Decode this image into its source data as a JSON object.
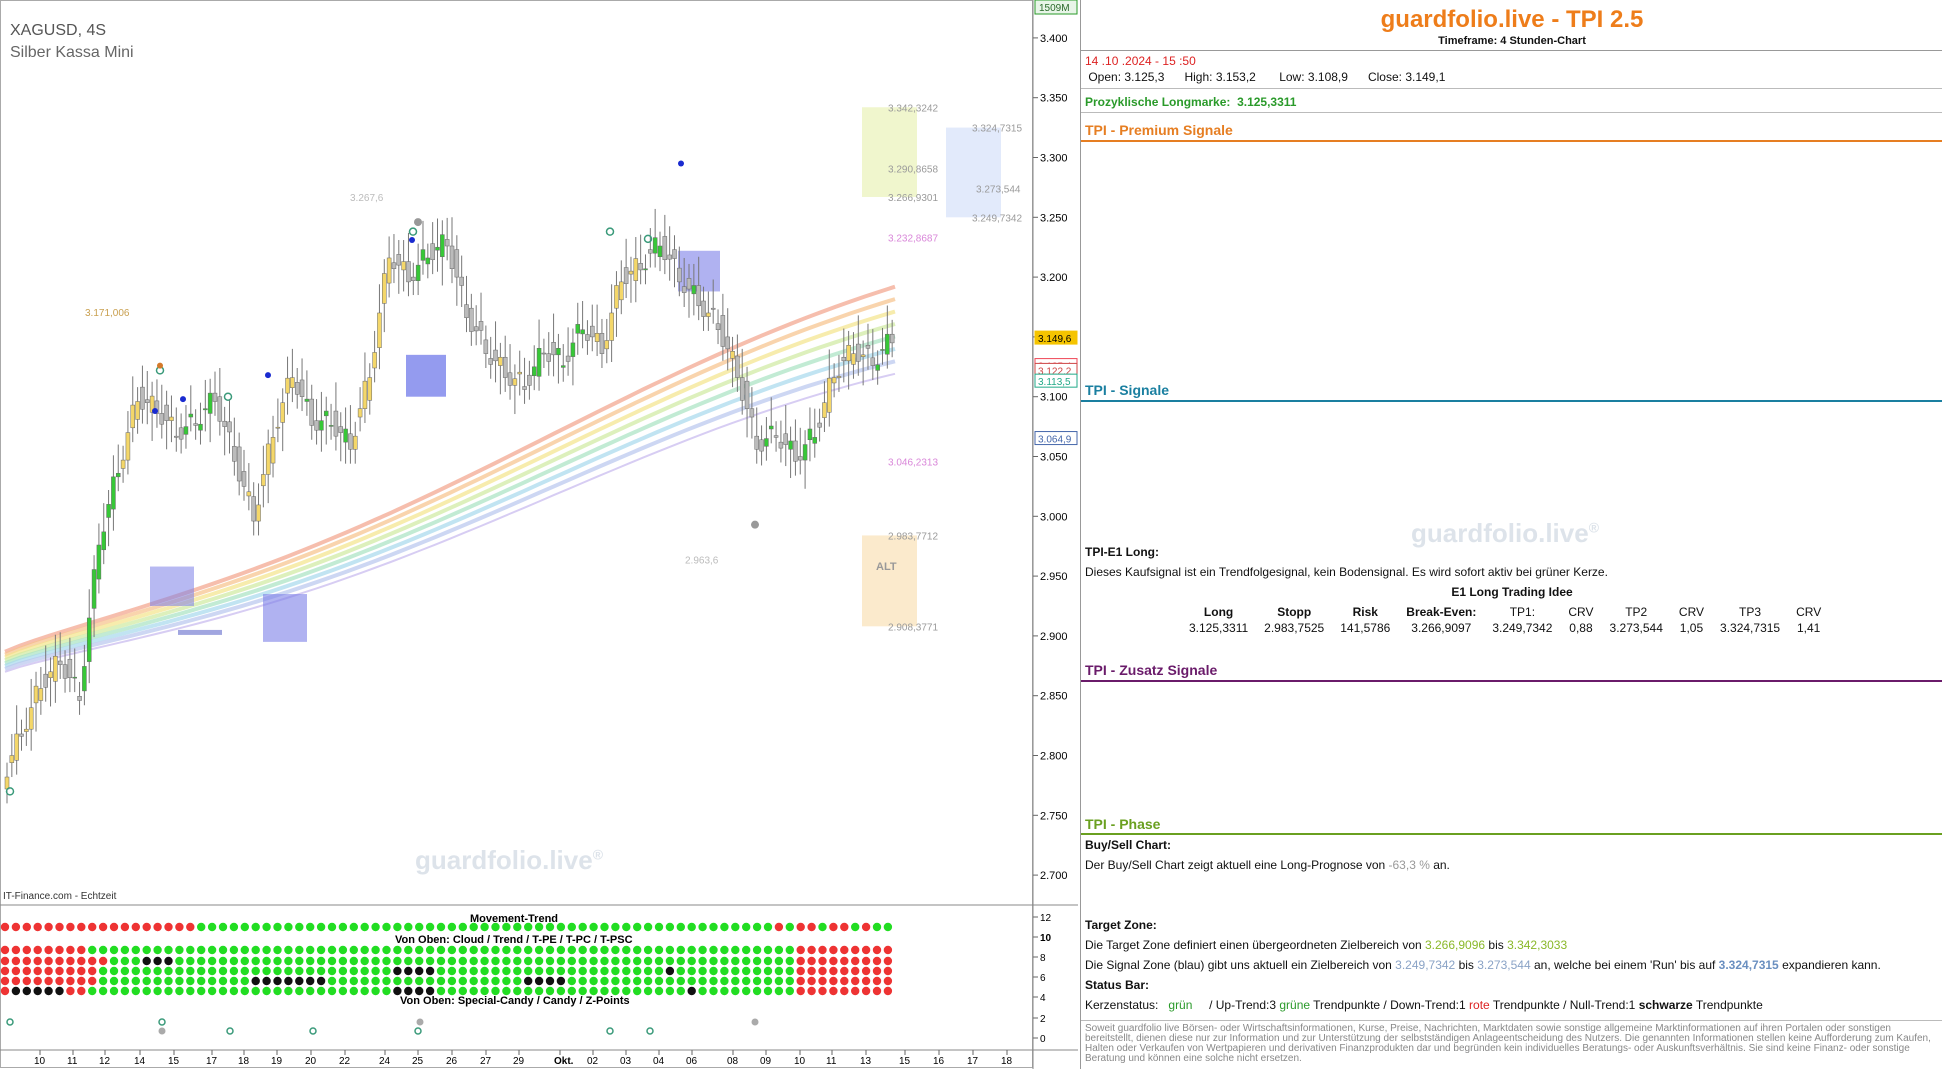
{
  "chart_header": {
    "symbol": "XAGUSD, 4S",
    "name": "Silber Kassa Mini",
    "source": "IT-Finance.com - Echtzeit",
    "watermark": "guardfolio.live",
    "watermark_reg": "®",
    "volume_badge": "1509M"
  },
  "chart_data": {
    "type": "candlestick",
    "y_axis": {
      "min": 2.675,
      "max": 3.425,
      "ticks": [
        "3.400",
        "3.350",
        "3.300",
        "3.250",
        "3.200",
        "3.150",
        "3.100",
        "3.050",
        "3.000",
        "2.950",
        "2.900",
        "2.850",
        "2.800",
        "2.750",
        "2.700"
      ]
    },
    "x_ticks": [
      "10",
      "11",
      "12",
      "14",
      "15",
      "17",
      "18",
      "19",
      "20",
      "22",
      "24",
      "25",
      "26",
      "27",
      "29",
      "Okt.",
      "02",
      "03",
      "04",
      "06",
      "08",
      "09",
      "10",
      "11",
      "13",
      "15",
      "16",
      "17",
      "18"
    ],
    "price_path": [
      2.78,
      2.82,
      2.86,
      2.88,
      2.85,
      2.98,
      3.04,
      3.1,
      3.09,
      3.07,
      3.08,
      3.1,
      3.05,
      3.0,
      3.07,
      3.12,
      3.08,
      3.08,
      3.06,
      3.12,
      3.22,
      3.2,
      3.22,
      3.23,
      3.17,
      3.14,
      3.12,
      3.11,
      3.14,
      3.13,
      3.16,
      3.14,
      3.2,
      3.21,
      3.23,
      3.2,
      3.18,
      3.16,
      3.12,
      3.06,
      3.07,
      3.05,
      3.07,
      3.12,
      3.14,
      3.13,
      3.149
    ],
    "price_labels": [
      {
        "text": "3.149,6",
        "y": 3.149,
        "color": "#f5c400"
      },
      {
        "text": "3.125,4",
        "y": 3.126,
        "color": "#e45"
      },
      {
        "text": "3.122,2",
        "y": 3.122,
        "color": "#c44"
      },
      {
        "text": "3.113,5",
        "y": 3.113,
        "color": "#2a8"
      },
      {
        "text": "3.064,9",
        "y": 3.065,
        "color": "#46a"
      }
    ],
    "zone_labels": [
      {
        "text": "3.342,3242",
        "y": 3.342,
        "color": "#9a9a9a"
      },
      {
        "text": "3.290,8658",
        "y": 3.291,
        "color": "#9a9a9a"
      },
      {
        "text": "3.266,9301",
        "y": 3.267,
        "color": "#9a9a9a"
      },
      {
        "text": "3.232,8687",
        "y": 3.233,
        "color": "#d987d9"
      },
      {
        "text": "3.046,2313",
        "y": 3.046,
        "color": "#d987d9"
      },
      {
        "text": "2.983,7712",
        "y": 2.984,
        "color": "#9a9a9a"
      },
      {
        "text": "2.908,3771",
        "y": 2.908,
        "color": "#9a9a9a"
      },
      {
        "text": "3.324,7315",
        "y": 3.325,
        "color": "#9a9a9a"
      },
      {
        "text": "3.273,544",
        "y": 3.274,
        "color": "#9a9a9a"
      },
      {
        "text": "3.249,7342",
        "y": 3.25,
        "color": "#9a9a9a"
      },
      {
        "text": "3.171,006",
        "y": 3.171,
        "color": "#c9a050"
      },
      {
        "text": "3.267,6",
        "y": 3.267,
        "color": "#bbbbbb"
      },
      {
        "text": "2.963,6",
        "y": 2.964,
        "color": "#bbbbbb"
      }
    ],
    "alt_label": "ALT",
    "indicator": {
      "title": "Movement-Trend",
      "sub1": "Von Oben: Cloud / Trend / T-PE / T-PC / T-PSC",
      "sub2": "Von Oben: Special-Candy / Candy / Z-Points",
      "ticks": [
        "12",
        "10",
        "8",
        "6",
        "4",
        "2",
        "0"
      ]
    }
  },
  "panel": {
    "title": "guardfolio.live - TPI 2.5",
    "subtitle": "Timeframe: 4 Stunden-Chart",
    "date": "14 .10 .2024  - 15 :50",
    "ohlc": {
      "open_label": "Open:",
      "open": "3.125,3",
      "high_label": "High:",
      "high": "3.153,2",
      "low_label": "Low:",
      "low": "3.108,9",
      "close_label": "Close:",
      "close": "3.149,1"
    },
    "longmark_label": "Prozyklische Longmarke:",
    "longmark_value": "3.125,3311",
    "sections": {
      "premium": "TPI - Premium Signale",
      "signale": "TPI - Signale",
      "zusatz": "TPI - Zusatz Signale",
      "phase": "TPI - Phase"
    },
    "colors": {
      "premium": "#e67e22",
      "signale": "#1a7fa0",
      "zusatz": "#6a1b6a",
      "phase": "#6aa020"
    },
    "e1": {
      "heading": "TPI-E1 Long:",
      "text": "Dieses Kaufsignal ist ein Trendfolgesignal, kein Bodensignal. Es wird sofort aktiv bei grüner Kerze.",
      "table_title": "E1 Long Trading Idee",
      "headers": [
        "Long",
        "Stopp",
        "Risk",
        "Break-Even:",
        "TP1:",
        "CRV",
        "TP2",
        "CRV",
        "TP3",
        "CRV"
      ],
      "values": [
        "3.125,3311",
        "2.983,7525",
        "141,5786",
        "3.266,9097",
        "3.249,7342",
        "0,88",
        "3.273,544",
        "1,05",
        "3.324,7315",
        "1,41"
      ]
    },
    "buysell": {
      "heading": "Buy/Sell Chart:",
      "pre": "Der Buy/Sell Chart zeigt aktuell eine Long-Prognose von ",
      "value": "-63,3 %",
      "post": " an."
    },
    "target": {
      "heading": "Target Zone:",
      "line1_pre": "Die Target Zone definiert einen übergeordneten Zielbereich von ",
      "line1_v1": "3.266,9096",
      "line1_mid": " bis ",
      "line1_v2": "3.342,3033",
      "line2_pre": "Die Signal Zone (blau) gibt uns aktuell ein Zielbereich von ",
      "line2_v1": "3.249,7342",
      "line2_mid": " bis  ",
      "line2_v2": "3.273,544",
      "line2_post": "  an, welche bei einem 'Run' bis auf ",
      "line2_v3": "3.324,7315",
      "line2_end": " expandieren kann."
    },
    "status": {
      "heading": "Status Bar:",
      "k_label": "Kerzenstatus:",
      "k_value": "grün",
      "up": "/ Up-Trend:3 ",
      "up_word": "grüne",
      "up_post": " Trendpunkte  / Down-Trend:1 ",
      "down_word": "rote",
      "down_post": " Trendpunkte / Null-Trend:1 ",
      "null_word": "schwarze",
      "null_post": " Trendpunkte"
    },
    "disclaimer": "Soweit guardfolio live Börsen- oder Wirtschaftsinformationen, Kurse, Preise, Nachrichten, Marktdaten sowie sonstige allgemeine Marktinformationen auf ihren Portalen oder sonstigen bereitstellt, dienen diese nur zur Information und zur Unterstützung der selbstständigen Anlageentscheidung des Nutzers. Die genannten Informationen stellen keine Aufforderung zum Kaufen, Halten oder Verkaufen von Wertpapieren und derivativen Finanzprodukten dar und begründen kein individuelles Beratungs- oder Auskunftsverhältnis. Sie sind keine Finanz- oder sonstige Beratung und können eine solche nicht ersetzen.",
    "watermark": "guardfolio.live",
    "watermark_reg": "®"
  }
}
-.-.-
● AIM OF THE TASK
Write out the entries again, exactly as given, skipping any images.

● SOLUTION BELOW
Decode this image into its source data as a JSON object.
{
  "chart_header": {
    "symbol": "XAGUSD, 4S",
    "name": "Silber Kassa Mini",
    "source": "IT-Finance.com - Echtzeit",
    "watermark": "guardfolio.live",
    "watermark_reg": "®",
    "volume_badge": "1509M"
  },
  "chart_data": {
    "type": "candlestick",
    "y_axis": {
      "min": 2.675,
      "max": 3.425,
      "ticks": [
        "3.400",
        "3.350",
        "3.300",
        "3.250",
        "3.200",
        "3.150",
        "3.100",
        "3.050",
        "3.000",
        "2.950",
        "2.900",
        "2.850",
        "2.800",
        "2.750",
        "2.700"
      ]
    },
    "x_ticks": [
      "10",
      "11",
      "12",
      "14",
      "15",
      "17",
      "18",
      "19",
      "20",
      "22",
      "24",
      "25",
      "26",
      "27",
      "29",
      "Okt.",
      "02",
      "03",
      "04",
      "06",
      "08",
      "09",
      "10",
      "11",
      "13",
      "15",
      "16",
      "17",
      "18"
    ],
    "price_path": [
      2.78,
      2.82,
      2.86,
      2.88,
      2.85,
      2.98,
      3.04,
      3.1,
      3.09,
      3.07,
      3.08,
      3.1,
      3.05,
      3.0,
      3.07,
      3.12,
      3.08,
      3.08,
      3.06,
      3.12,
      3.22,
      3.2,
      3.22,
      3.23,
      3.17,
      3.14,
      3.12,
      3.11,
      3.14,
      3.13,
      3.16,
      3.14,
      3.2,
      3.21,
      3.23,
      3.2,
      3.18,
      3.16,
      3.12,
      3.06,
      3.07,
      3.05,
      3.07,
      3.12,
      3.14,
      3.13,
      3.149
    ],
    "price_labels": [
      {
        "text": "3.149,6",
        "y": 3.149,
        "color": "#f5c400"
      },
      {
        "text": "3.125,4",
        "y": 3.126,
        "color": "#e45"
      },
      {
        "text": "3.122,2",
        "y": 3.122,
        "color": "#c44"
      },
      {
        "text": "3.113,5",
        "y": 3.113,
        "color": "#2a8"
      },
      {
        "text": "3.064,9",
        "y": 3.065,
        "color": "#46a"
      }
    ],
    "zone_labels": [
      {
        "text": "3.342,3242",
        "y": 3.342,
        "color": "#9a9a9a"
      },
      {
        "text": "3.290,8658",
        "y": 3.291,
        "color": "#9a9a9a"
      },
      {
        "text": "3.266,9301",
        "y": 3.267,
        "color": "#9a9a9a"
      },
      {
        "text": "3.232,8687",
        "y": 3.233,
        "color": "#d987d9"
      },
      {
        "text": "3.046,2313",
        "y": 3.046,
        "color": "#d987d9"
      },
      {
        "text": "2.983,7712",
        "y": 2.984,
        "color": "#9a9a9a"
      },
      {
        "text": "2.908,3771",
        "y": 2.908,
        "color": "#9a9a9a"
      },
      {
        "text": "3.324,7315",
        "y": 3.325,
        "color": "#9a9a9a"
      },
      {
        "text": "3.273,544",
        "y": 3.274,
        "color": "#9a9a9a"
      },
      {
        "text": "3.249,7342",
        "y": 3.25,
        "color": "#9a9a9a"
      },
      {
        "text": "3.171,006",
        "y": 3.171,
        "color": "#c9a050"
      },
      {
        "text": "3.267,6",
        "y": 3.267,
        "color": "#bbbbbb"
      },
      {
        "text": "2.963,6",
        "y": 2.964,
        "color": "#bbbbbb"
      }
    ],
    "alt_label": "ALT",
    "indicator": {
      "title": "Movement-Trend",
      "sub1": "Von Oben: Cloud / Trend / T-PE / T-PC / T-PSC",
      "sub2": "Von Oben: Special-Candy / Candy / Z-Points",
      "ticks": [
        "12",
        "10",
        "8",
        "6",
        "4",
        "2",
        "0"
      ]
    }
  },
  "panel": {
    "title": "guardfolio.live - TPI 2.5",
    "subtitle": "Timeframe: 4 Stunden-Chart",
    "date": "14 .10 .2024  - 15 :50",
    "ohlc": {
      "open_label": "Open:",
      "open": "3.125,3",
      "high_label": "High:",
      "high": "3.153,2",
      "low_label": "Low:",
      "low": "3.108,9",
      "close_label": "Close:",
      "close": "3.149,1"
    },
    "longmark_label": "Prozyklische Longmarke:",
    "longmark_value": "3.125,3311",
    "sections": {
      "premium": "TPI - Premium Signale",
      "signale": "TPI - Signale",
      "zusatz": "TPI - Zusatz Signale",
      "phase": "TPI - Phase"
    },
    "colors": {
      "premium": "#e67e22",
      "signale": "#1a7fa0",
      "zusatz": "#6a1b6a",
      "phase": "#6aa020"
    },
    "e1": {
      "heading": "TPI-E1 Long:",
      "text": "Dieses Kaufsignal ist ein Trendfolgesignal, kein Bodensignal. Es wird sofort aktiv bei grüner Kerze.",
      "table_title": "E1 Long Trading Idee",
      "headers": [
        "Long",
        "Stopp",
        "Risk",
        "Break-Even:",
        "TP1:",
        "CRV",
        "TP2",
        "CRV",
        "TP3",
        "CRV"
      ],
      "values": [
        "3.125,3311",
        "2.983,7525",
        "141,5786",
        "3.266,9097",
        "3.249,7342",
        "0,88",
        "3.273,544",
        "1,05",
        "3.324,7315",
        "1,41"
      ]
    },
    "buysell": {
      "heading": "Buy/Sell Chart:",
      "pre": "Der Buy/Sell Chart zeigt aktuell eine Long-Prognose von ",
      "value": "-63,3 %",
      "post": " an."
    },
    "target": {
      "heading": "Target Zone:",
      "line1_pre": "Die Target Zone definiert einen übergeordneten Zielbereich von ",
      "line1_v1": "3.266,9096",
      "line1_mid": " bis ",
      "line1_v2": "3.342,3033",
      "line2_pre": "Die Signal Zone (blau) gibt uns aktuell ein Zielbereich von ",
      "line2_v1": "3.249,7342",
      "line2_mid": " bis  ",
      "line2_v2": "3.273,544",
      "line2_post": "  an, welche bei einem 'Run' bis auf ",
      "line2_v3": "3.324,7315",
      "line2_end": " expandieren kann."
    },
    "status": {
      "heading": "Status Bar:",
      "k_label": "Kerzenstatus:",
      "k_value": "grün",
      "up": "/ Up-Trend:3 ",
      "up_word": "grüne",
      "up_post": " Trendpunkte  / Down-Trend:1 ",
      "down_word": "rote",
      "down_post": " Trendpunkte / Null-Trend:1 ",
      "null_word": "schwarze",
      "null_post": " Trendpunkte"
    },
    "disclaimer": "Soweit guardfolio live Börsen- oder Wirtschaftsinformationen, Kurse, Preise, Nachrichten, Marktdaten sowie sonstige allgemeine Marktinformationen auf ihren Portalen oder sonstigen bereitstellt, dienen diese nur zur Information und zur Unterstützung der selbstständigen Anlageentscheidung des Nutzers. Die genannten Informationen stellen keine Aufforderung zum Kaufen, Halten oder Verkaufen von Wertpapieren und derivativen Finanzprodukten dar und begründen kein individuelles Beratungs- oder Auskunftsverhältnis. Sie sind keine Finanz- oder sonstige Beratung und können eine solche nicht ersetzen.",
    "watermark": "guardfolio.live",
    "watermark_reg": "®"
  }
}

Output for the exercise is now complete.